Saved entries:
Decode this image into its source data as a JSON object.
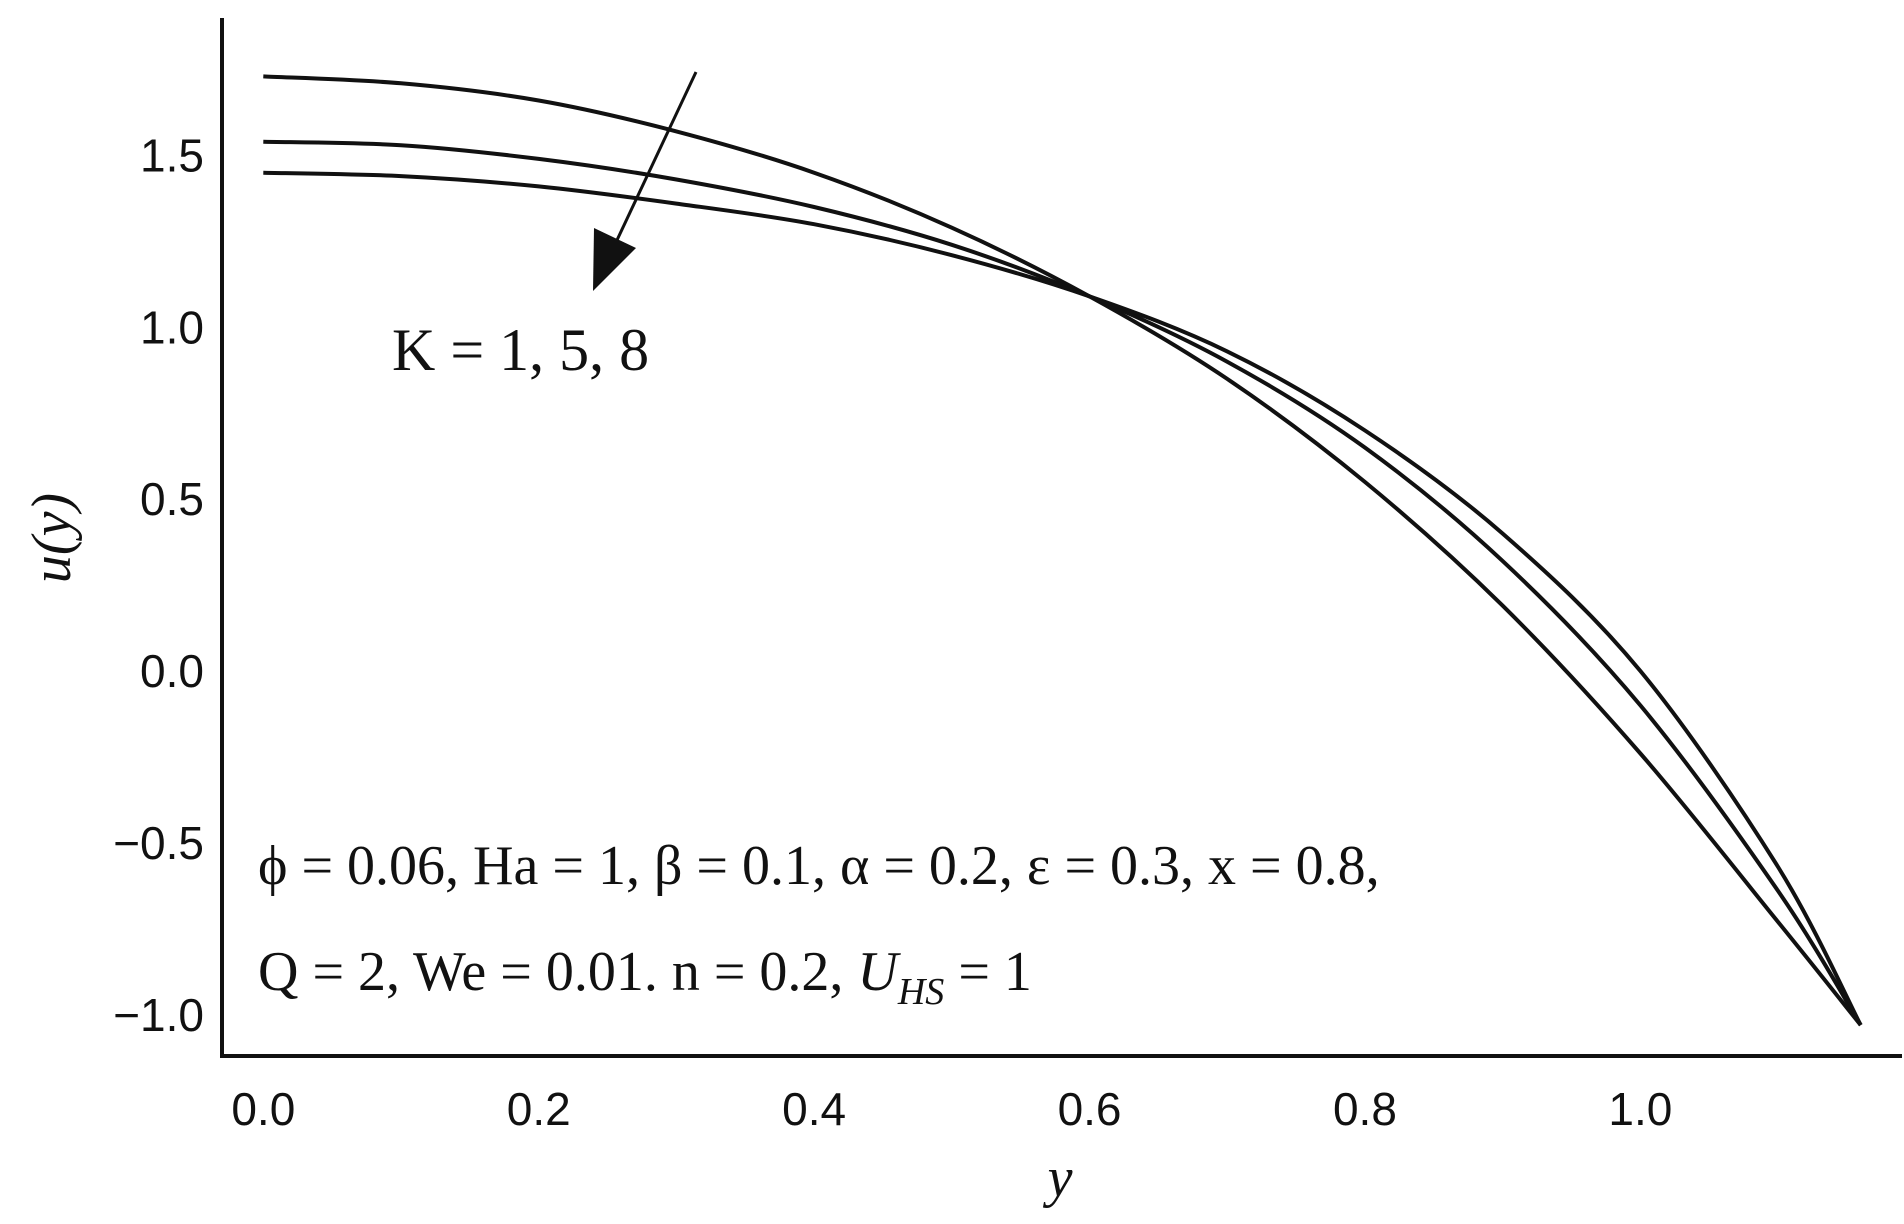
{
  "chart_data": {
    "type": "line",
    "title": "",
    "xlabel": "y",
    "ylabel": "u(y)",
    "xlim": [
      -0.03,
      1.19
    ],
    "ylim": [
      -1.12,
      1.9
    ],
    "xticks": [
      0.0,
      0.2,
      0.4,
      0.6,
      0.8,
      1.0
    ],
    "yticks": [
      -1.0,
      -0.5,
      0.0,
      0.5,
      1.0,
      1.5
    ],
    "xtick_labels": [
      "0.0",
      "0.2",
      "0.4",
      "0.6",
      "0.8",
      "1.0"
    ],
    "ytick_labels": [
      "−1.0",
      "−0.5",
      "0.0",
      "0.5",
      "1.0",
      "1.5"
    ],
    "grid": false,
    "series": [
      {
        "x": [
          0.0,
          0.1,
          0.2,
          0.3,
          0.4,
          0.5,
          0.6,
          0.7,
          0.8,
          0.9,
          1.0,
          1.1,
          1.16
        ],
        "y": [
          1.73,
          1.71,
          1.66,
          1.57,
          1.45,
          1.29,
          1.09,
          0.85,
          0.55,
          0.19,
          -0.24,
          -0.73,
          -1.03
        ]
      },
      {
        "x": [
          0.0,
          0.1,
          0.2,
          0.3,
          0.4,
          0.5,
          0.6,
          0.7,
          0.8,
          0.9,
          1.0,
          1.1,
          1.16
        ],
        "y": [
          1.54,
          1.53,
          1.49,
          1.43,
          1.35,
          1.24,
          1.09,
          0.9,
          0.65,
          0.32,
          -0.1,
          -0.64,
          -1.03
        ]
      },
      {
        "x": [
          0.0,
          0.1,
          0.2,
          0.3,
          0.4,
          0.5,
          0.6,
          0.7,
          0.8,
          0.9,
          1.0,
          1.1,
          1.16
        ],
        "y": [
          1.45,
          1.44,
          1.41,
          1.36,
          1.3,
          1.21,
          1.09,
          0.93,
          0.7,
          0.4,
          0.0,
          -0.57,
          -1.03
        ]
      }
    ],
    "annotations": {
      "arrow_label": "K = 1, 5, 8",
      "params_line1": "ϕ = 0.06, Ha = 1, β = 0.1, α = 0.2, ε = 0.3, x = 0.8,",
      "params_line2_prefix": "Q = 2, We = 0.01. n = 0.2, ",
      "params_line2_symbol": "U",
      "params_line2_subscript": "HS",
      "params_line2_suffix": " = 1"
    }
  }
}
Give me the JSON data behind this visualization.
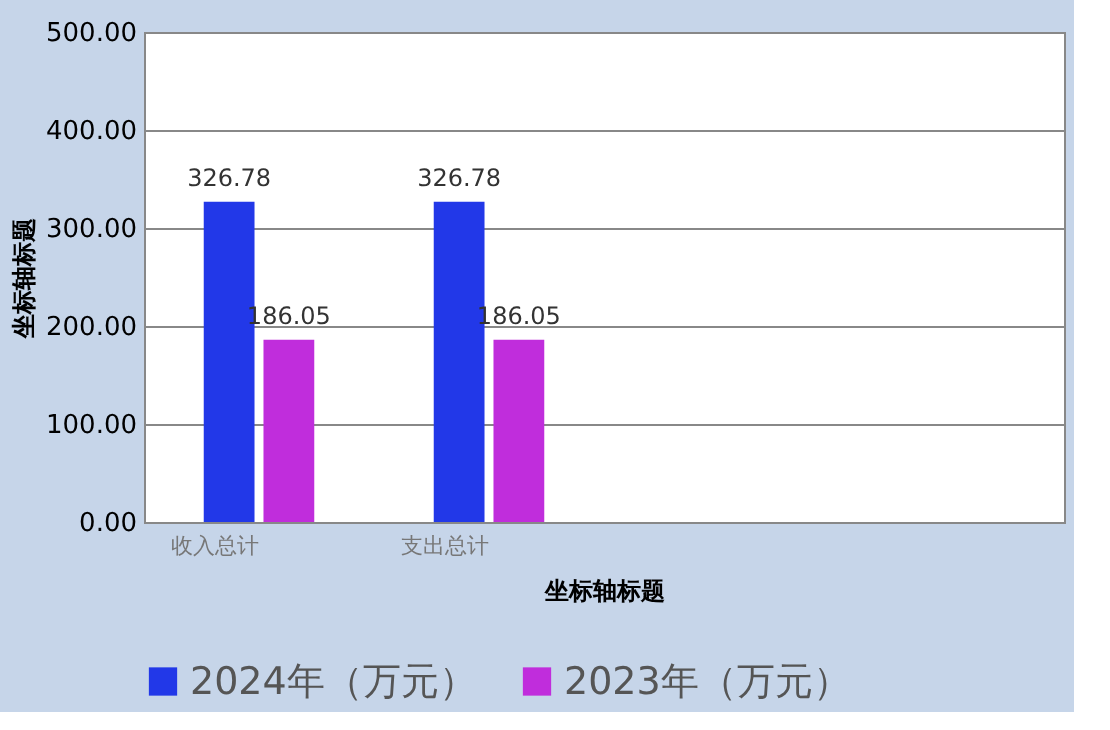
{
  "chart_data": {
    "type": "bar",
    "xlabel": "坐标轴标题",
    "ylabel": "坐标轴标题",
    "categories": [
      "收入总计",
      "支出总计",
      null,
      null
    ],
    "series": [
      {
        "name": "2024年（万元）",
        "color": "#2238e8",
        "values": [
          326.78,
          326.78,
          null,
          null
        ]
      },
      {
        "name": "2023年（万元）",
        "color": "#c02ddc",
        "values": [
          186.05,
          186.05,
          null,
          null
        ]
      }
    ],
    "ylim": [
      0,
      500
    ],
    "yticks": [
      {
        "value": 0,
        "label": "0.00"
      },
      {
        "value": 100,
        "label": "100.00"
      },
      {
        "value": 200,
        "label": "200.00"
      },
      {
        "value": 300,
        "label": "300.00"
      },
      {
        "value": 400,
        "label": "400.00"
      },
      {
        "value": 500,
        "label": "500.00"
      }
    ],
    "grid": "y",
    "legend": "bottom",
    "data_labels": true
  }
}
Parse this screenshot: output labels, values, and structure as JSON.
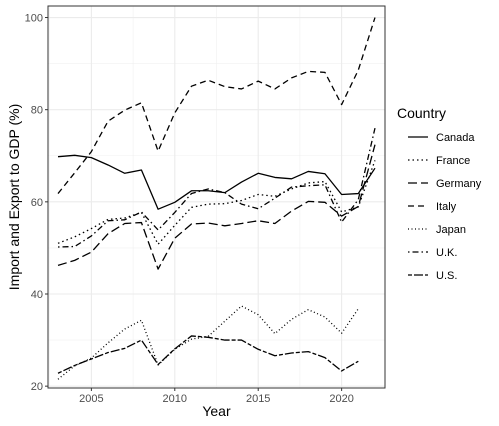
{
  "chart_data": {
    "type": "line",
    "title": "",
    "xlabel": "Year",
    "ylabel": "Import and Export to GDP (%)",
    "xlim": [
      2002.4,
      2022.6
    ],
    "ylim": [
      19.6,
      102.5
    ],
    "x_ticks": [
      2005,
      2010,
      2015,
      2020
    ],
    "y_ticks": [
      20,
      40,
      60,
      80,
      100
    ],
    "x_tick_labels": [
      "2005",
      "2010",
      "2015",
      "2020"
    ],
    "y_tick_labels": [
      "20",
      "40",
      "60",
      "80",
      "100"
    ],
    "grid": true,
    "legend_title": "Country",
    "legend_position": "right",
    "x": [
      2003,
      2004,
      2005,
      2006,
      2007,
      2008,
      2009,
      2010,
      2011,
      2012,
      2013,
      2014,
      2015,
      2016,
      2017,
      2018,
      2019,
      2020,
      2021,
      2022
    ],
    "series": [
      {
        "name": "Canada",
        "linetype": "solid",
        "values": [
          69.8,
          70.1,
          69.6,
          68.0,
          66.2,
          66.9,
          58.4,
          59.9,
          62.4,
          62.4,
          62.0,
          64.3,
          66.2,
          65.3,
          65.0,
          66.6,
          66.1,
          61.6,
          61.8,
          67.3
        ]
      },
      {
        "name": "France",
        "linetype": "dotted",
        "values": [
          51.0,
          52.4,
          54.2,
          56.2,
          56.5,
          57.7,
          50.8,
          54.9,
          58.8,
          59.5,
          59.6,
          60.3,
          61.6,
          61.2,
          62.8,
          64.1,
          64.4,
          57.8,
          58.9,
          69.0
        ]
      },
      {
        "name": "Germany",
        "linetype": "longdash",
        "values": [
          46.2,
          47.3,
          49.1,
          53.1,
          55.3,
          55.5,
          45.4,
          52.1,
          55.2,
          55.4,
          54.8,
          55.3,
          55.9,
          55.3,
          58.0,
          60.1,
          59.9,
          56.9,
          59.0,
          72.4
        ]
      },
      {
        "name": "Italy",
        "linetype": "dashed",
        "values": [
          61.8,
          66.3,
          70.9,
          77.5,
          79.9,
          81.5,
          71.0,
          79.3,
          85.1,
          86.4,
          85.0,
          84.5,
          86.2,
          84.5,
          86.9,
          88.3,
          88.1,
          81.1,
          88.6,
          100.0
        ]
      },
      {
        "name": "Japan",
        "linetype": "dotted2",
        "values": [
          21.5,
          24.4,
          26.1,
          29.4,
          32.4,
          34.3,
          24.6,
          28.0,
          30.2,
          30.8,
          34.1,
          37.4,
          35.5,
          31.4,
          34.5,
          36.6,
          35.0,
          31.5,
          36.8,
          null
        ]
      },
      {
        "name": "U.K.",
        "linetype": "dotdash",
        "values": [
          50.2,
          50.3,
          52.6,
          55.9,
          56.1,
          57.8,
          53.9,
          57.7,
          61.8,
          62.8,
          62.0,
          59.5,
          58.5,
          60.8,
          63.2,
          63.5,
          63.7,
          55.6,
          60.5,
          76.0
        ]
      },
      {
        "name": "U.S.",
        "linetype": "twodash",
        "values": [
          22.8,
          24.5,
          25.9,
          27.3,
          28.2,
          30.0,
          24.7,
          28.1,
          30.9,
          30.6,
          30.0,
          30.0,
          28.0,
          26.6,
          27.2,
          27.5,
          26.2,
          23.3,
          25.4,
          null
        ]
      }
    ]
  }
}
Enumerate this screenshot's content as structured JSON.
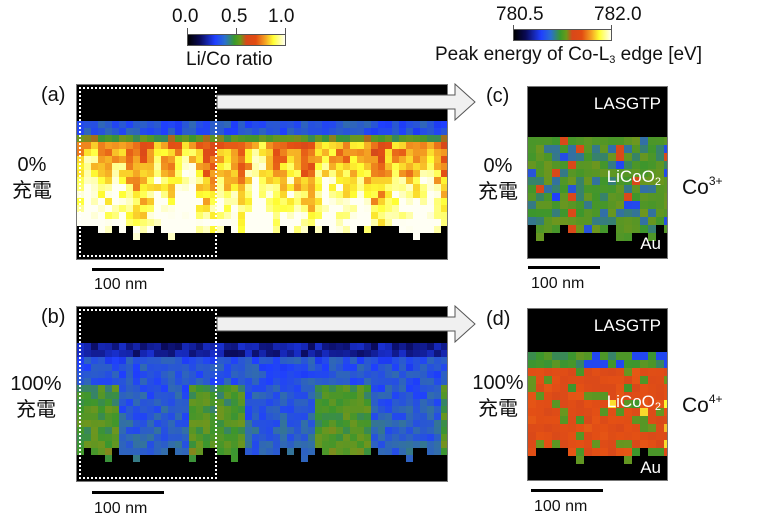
{
  "colorbars": {
    "licoratio": {
      "ticks": [
        "0.0",
        "0.5",
        "1.0"
      ],
      "title": "Li/Co ratio",
      "range": [
        0.0,
        1.0
      ]
    },
    "peak_energy": {
      "ticks": [
        "780.5",
        "782.0"
      ],
      "title_main": "Peak energy of Co-L",
      "title_sub": "3",
      "title_tail": " edge [eV]",
      "range": [
        780.5,
        782.0
      ]
    }
  },
  "panels": {
    "a": {
      "letter": "(a)",
      "state": "0%\n充電",
      "scale": "100 nm",
      "map": "Li/Co ratio map, pristine"
    },
    "b": {
      "letter": "(b)",
      "state": "100%\n充電",
      "scale": "100 nm",
      "map": "Li/Co ratio map, charged"
    },
    "c": {
      "letter": "(c)",
      "state": "0%\n充電",
      "scale": "100 nm",
      "top_layer": "LASGTP",
      "middle_main": "LiCoO",
      "middle_sub": "2",
      "bottom_layer": "Au",
      "ion_main": "Co",
      "ion_sup": "3+"
    },
    "d": {
      "letter": "(d)",
      "state": "100%\n充電",
      "scale": "100 nm",
      "top_layer": "LASGTP",
      "middle_main": "LiCoO",
      "middle_sub": "2",
      "bottom_layer": "Au",
      "ion_main": "Co",
      "ion_sup": "4+"
    }
  },
  "colors": {
    "map_background": "#000000",
    "arrow_fill": "#f0f0f0",
    "dotted_outline": "#ffffff"
  }
}
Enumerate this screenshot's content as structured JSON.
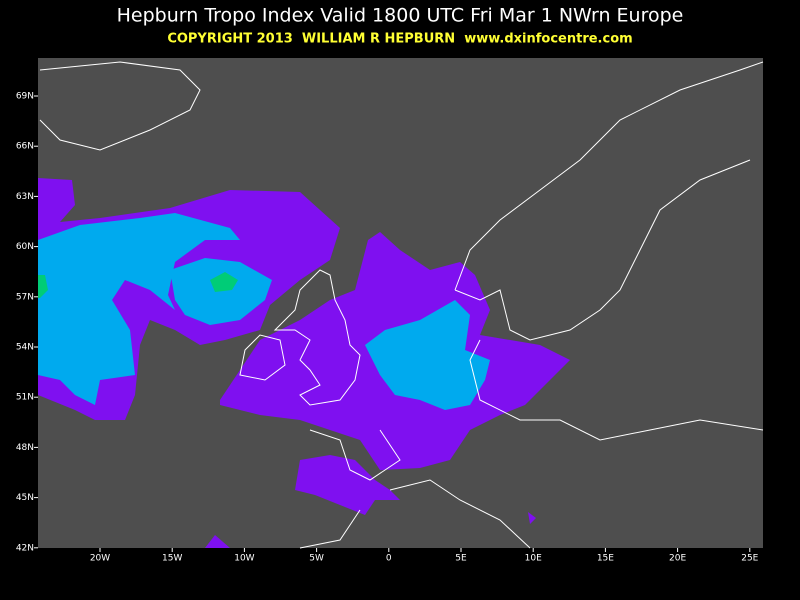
{
  "header": {
    "title": "Hepburn Tropo Index Valid 1800 UTC Fri Mar 1 NWrn Europe",
    "copyright": "COPYRIGHT 2013  WILLIAM R HEPBURN  www.dxinfocentre.com"
  },
  "map": {
    "lat_labels": [
      "69N",
      "66N",
      "63N",
      "60N",
      "57N",
      "54N",
      "51N",
      "48N",
      "45N",
      "42N"
    ],
    "lon_labels": [
      "20W",
      "15W",
      "10W",
      "5W",
      "0",
      "5E",
      "10E",
      "15E",
      "20E",
      "25E"
    ]
  }
}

** REQUIRED TASK **
Find the word "this" in the material, then list each line that holds it.

** OUTPUT OF THE EXERCISE **
Decode this image into its source data as a JSON object.
Give me the JSON data behind this visualization.
Parse this screenshot: output labels, values, and structure as JSON.
Enumerate this screenshot's content as structured JSON.
Enumerate this screenshot's content as structured JSON.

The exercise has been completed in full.